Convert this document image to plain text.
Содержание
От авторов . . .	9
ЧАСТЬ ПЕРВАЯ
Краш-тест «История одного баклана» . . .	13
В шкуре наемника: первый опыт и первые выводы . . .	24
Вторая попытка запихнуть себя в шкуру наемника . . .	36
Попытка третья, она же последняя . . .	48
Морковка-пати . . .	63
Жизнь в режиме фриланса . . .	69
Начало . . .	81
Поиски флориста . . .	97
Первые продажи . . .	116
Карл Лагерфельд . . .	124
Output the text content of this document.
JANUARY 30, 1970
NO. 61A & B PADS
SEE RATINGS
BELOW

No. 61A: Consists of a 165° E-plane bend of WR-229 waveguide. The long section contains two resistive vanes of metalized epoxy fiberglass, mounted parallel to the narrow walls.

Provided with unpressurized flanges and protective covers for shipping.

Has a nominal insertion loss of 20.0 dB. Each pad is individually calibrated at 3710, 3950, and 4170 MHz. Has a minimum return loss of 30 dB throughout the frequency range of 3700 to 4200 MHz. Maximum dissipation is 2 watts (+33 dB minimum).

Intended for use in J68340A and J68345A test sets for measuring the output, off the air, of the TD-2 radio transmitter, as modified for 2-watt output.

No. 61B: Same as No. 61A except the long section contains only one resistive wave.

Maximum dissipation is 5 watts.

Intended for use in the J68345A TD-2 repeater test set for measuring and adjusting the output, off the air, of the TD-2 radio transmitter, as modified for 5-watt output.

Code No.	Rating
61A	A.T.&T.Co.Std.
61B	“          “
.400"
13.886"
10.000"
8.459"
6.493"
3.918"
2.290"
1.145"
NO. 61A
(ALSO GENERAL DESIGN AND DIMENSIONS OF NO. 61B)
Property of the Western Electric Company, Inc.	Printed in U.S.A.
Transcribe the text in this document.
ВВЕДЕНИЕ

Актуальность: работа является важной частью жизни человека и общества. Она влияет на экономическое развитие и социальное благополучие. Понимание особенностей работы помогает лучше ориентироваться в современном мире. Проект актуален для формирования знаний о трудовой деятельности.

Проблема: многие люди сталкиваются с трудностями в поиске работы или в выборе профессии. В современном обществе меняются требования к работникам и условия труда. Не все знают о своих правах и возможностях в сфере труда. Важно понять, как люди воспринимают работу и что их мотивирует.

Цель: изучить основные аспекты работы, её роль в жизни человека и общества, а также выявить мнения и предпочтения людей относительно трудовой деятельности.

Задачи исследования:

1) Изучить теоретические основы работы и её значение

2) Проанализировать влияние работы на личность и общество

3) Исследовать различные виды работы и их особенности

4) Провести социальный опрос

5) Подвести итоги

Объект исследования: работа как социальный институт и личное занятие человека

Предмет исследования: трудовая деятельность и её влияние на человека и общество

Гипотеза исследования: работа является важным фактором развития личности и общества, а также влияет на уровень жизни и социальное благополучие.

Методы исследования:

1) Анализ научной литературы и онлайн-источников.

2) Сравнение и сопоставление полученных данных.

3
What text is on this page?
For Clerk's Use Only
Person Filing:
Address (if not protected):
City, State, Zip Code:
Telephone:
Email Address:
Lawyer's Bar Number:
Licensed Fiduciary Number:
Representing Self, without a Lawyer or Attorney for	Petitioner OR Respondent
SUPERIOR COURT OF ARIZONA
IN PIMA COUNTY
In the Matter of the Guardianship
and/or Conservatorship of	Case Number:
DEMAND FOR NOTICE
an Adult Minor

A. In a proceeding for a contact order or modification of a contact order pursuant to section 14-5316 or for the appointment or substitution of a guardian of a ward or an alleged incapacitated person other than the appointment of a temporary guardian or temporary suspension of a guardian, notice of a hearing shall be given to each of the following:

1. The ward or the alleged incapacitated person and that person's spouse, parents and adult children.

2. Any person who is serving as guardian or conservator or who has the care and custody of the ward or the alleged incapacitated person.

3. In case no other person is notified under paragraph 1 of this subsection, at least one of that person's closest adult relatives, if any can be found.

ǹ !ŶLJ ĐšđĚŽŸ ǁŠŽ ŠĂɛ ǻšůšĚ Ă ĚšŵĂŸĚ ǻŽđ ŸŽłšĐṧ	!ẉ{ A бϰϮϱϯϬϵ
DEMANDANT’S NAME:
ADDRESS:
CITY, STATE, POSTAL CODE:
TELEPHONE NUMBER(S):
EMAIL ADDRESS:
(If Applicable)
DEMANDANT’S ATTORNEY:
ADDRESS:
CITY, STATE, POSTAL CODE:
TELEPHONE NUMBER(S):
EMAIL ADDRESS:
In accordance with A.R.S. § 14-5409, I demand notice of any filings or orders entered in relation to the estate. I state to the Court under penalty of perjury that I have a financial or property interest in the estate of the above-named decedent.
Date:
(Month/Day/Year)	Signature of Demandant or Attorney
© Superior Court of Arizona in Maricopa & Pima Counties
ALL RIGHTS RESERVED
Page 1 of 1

——————————

## Requirements:
Go through the records. Copy each line where "жизни" appears.

## Solution to this task:
Актуальность: работа является важной частью жизни человека и общества. Она влияет на экономическое развитие и социальное благополучие. Понимание особенностей работы помогает лучше ориентироваться в современном мире. Проект актуален для формирования знаний о трудовой деятельности.
Цель: изучить основные аспекты работы, её роль в жизни человека и общества, а также выявить мнения и предпочтения людей относительно трудовой деятельности.
Гипотеза исследования: работа является важным фактором развития личности и общества, а также влияет на уровень жизни и социальное благополучие.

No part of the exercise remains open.